[Material for this exercise]:
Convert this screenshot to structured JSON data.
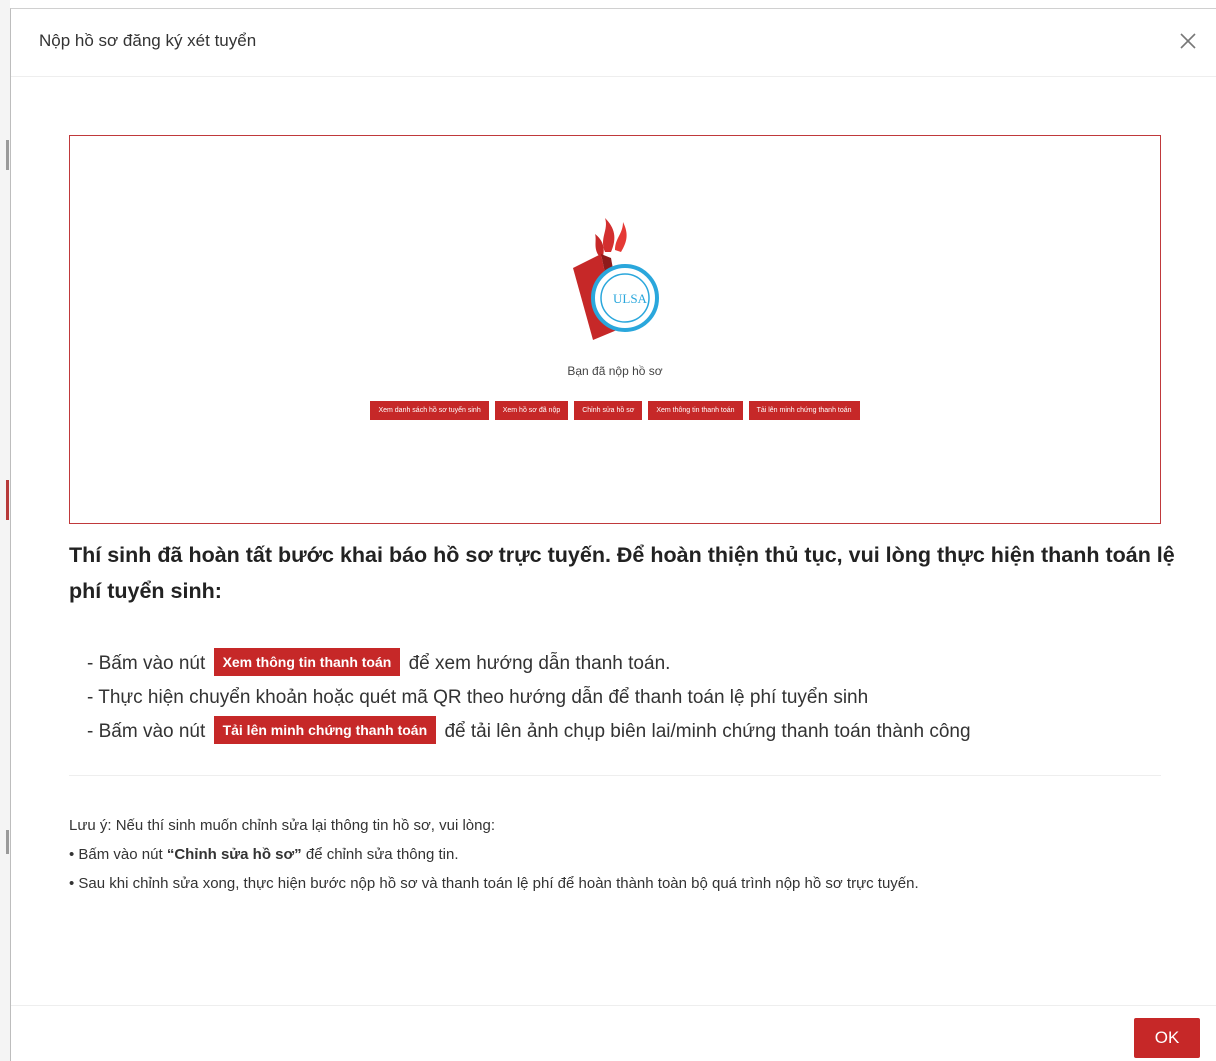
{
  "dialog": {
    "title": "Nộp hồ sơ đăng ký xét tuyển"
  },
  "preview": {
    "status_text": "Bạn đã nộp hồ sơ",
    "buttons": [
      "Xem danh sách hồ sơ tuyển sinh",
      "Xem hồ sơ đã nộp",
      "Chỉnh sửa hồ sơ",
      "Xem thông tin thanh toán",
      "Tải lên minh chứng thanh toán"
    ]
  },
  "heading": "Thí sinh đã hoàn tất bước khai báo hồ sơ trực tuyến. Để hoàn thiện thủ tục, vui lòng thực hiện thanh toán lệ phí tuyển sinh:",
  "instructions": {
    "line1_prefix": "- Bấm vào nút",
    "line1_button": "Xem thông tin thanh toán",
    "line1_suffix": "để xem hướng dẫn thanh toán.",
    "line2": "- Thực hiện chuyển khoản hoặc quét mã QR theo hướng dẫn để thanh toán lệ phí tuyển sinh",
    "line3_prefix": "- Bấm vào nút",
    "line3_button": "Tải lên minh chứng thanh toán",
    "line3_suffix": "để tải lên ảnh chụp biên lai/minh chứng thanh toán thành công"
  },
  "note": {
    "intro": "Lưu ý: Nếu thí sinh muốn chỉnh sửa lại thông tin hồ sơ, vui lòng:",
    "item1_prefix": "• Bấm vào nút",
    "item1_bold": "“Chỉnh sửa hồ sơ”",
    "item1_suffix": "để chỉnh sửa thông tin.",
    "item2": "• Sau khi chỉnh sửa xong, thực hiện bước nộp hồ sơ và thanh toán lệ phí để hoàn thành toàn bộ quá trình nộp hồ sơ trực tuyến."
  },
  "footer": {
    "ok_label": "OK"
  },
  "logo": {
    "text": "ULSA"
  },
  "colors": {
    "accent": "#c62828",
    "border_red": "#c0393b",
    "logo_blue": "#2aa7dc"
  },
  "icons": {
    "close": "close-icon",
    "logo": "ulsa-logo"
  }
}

* * *

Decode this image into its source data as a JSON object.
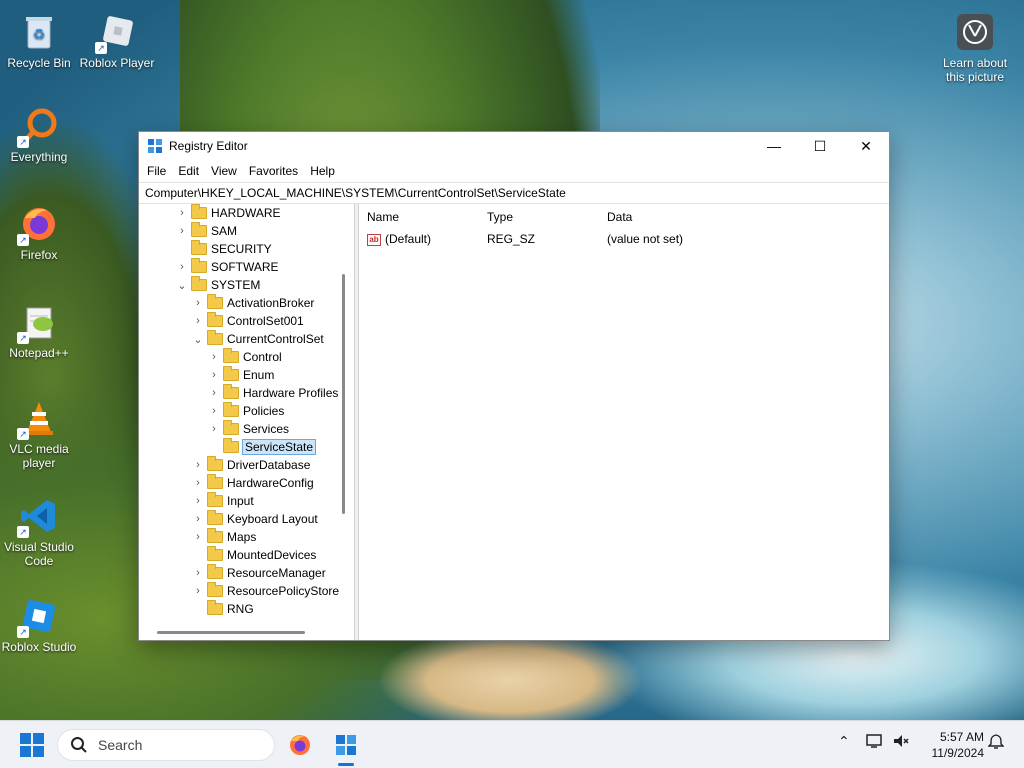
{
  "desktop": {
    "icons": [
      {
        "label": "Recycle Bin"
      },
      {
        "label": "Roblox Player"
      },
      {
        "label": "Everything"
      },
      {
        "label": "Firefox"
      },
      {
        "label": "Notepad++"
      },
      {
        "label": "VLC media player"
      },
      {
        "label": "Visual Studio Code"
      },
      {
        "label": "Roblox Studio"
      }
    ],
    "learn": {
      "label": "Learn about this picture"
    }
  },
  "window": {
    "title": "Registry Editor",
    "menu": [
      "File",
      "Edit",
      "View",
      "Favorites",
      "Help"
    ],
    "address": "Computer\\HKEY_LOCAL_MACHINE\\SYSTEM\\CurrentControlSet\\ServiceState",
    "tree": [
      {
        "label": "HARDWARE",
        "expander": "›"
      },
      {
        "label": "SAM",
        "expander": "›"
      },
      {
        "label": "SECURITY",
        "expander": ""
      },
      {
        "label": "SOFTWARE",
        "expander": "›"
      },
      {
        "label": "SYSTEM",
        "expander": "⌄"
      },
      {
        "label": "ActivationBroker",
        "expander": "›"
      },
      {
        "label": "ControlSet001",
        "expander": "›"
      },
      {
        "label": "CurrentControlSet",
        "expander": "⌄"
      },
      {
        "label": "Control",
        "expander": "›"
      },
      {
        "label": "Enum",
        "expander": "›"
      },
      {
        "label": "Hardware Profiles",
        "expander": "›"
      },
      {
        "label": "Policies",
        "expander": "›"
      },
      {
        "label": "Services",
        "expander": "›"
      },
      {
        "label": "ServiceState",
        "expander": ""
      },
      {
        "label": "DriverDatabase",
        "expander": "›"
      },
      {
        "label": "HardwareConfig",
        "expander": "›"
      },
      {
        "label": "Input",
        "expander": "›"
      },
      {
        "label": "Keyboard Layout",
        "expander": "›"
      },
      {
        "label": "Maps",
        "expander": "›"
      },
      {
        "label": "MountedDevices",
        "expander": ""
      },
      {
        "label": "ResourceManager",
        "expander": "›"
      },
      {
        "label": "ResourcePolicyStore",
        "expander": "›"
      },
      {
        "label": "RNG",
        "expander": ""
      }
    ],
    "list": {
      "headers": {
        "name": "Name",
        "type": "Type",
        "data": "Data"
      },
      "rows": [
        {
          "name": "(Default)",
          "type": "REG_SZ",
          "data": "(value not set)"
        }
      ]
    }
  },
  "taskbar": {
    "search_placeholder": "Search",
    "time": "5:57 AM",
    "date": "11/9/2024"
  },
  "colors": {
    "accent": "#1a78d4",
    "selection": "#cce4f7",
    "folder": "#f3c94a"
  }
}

...

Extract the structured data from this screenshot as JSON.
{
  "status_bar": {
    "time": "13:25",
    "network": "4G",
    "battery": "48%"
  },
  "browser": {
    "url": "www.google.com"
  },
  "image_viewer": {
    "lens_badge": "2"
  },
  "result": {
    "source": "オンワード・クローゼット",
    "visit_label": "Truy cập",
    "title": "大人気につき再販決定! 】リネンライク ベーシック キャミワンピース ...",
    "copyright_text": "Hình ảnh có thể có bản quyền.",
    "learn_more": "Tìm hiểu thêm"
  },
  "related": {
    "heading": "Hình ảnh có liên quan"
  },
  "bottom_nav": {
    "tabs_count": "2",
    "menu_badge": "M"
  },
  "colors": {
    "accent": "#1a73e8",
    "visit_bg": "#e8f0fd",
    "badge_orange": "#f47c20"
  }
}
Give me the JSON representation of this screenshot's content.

[Exercise directions]:
Go through the material and copy out every line with "Roblox" in it.

[Full answer]:
        "label": "Roblox Player"
        "label": "Roblox Studio"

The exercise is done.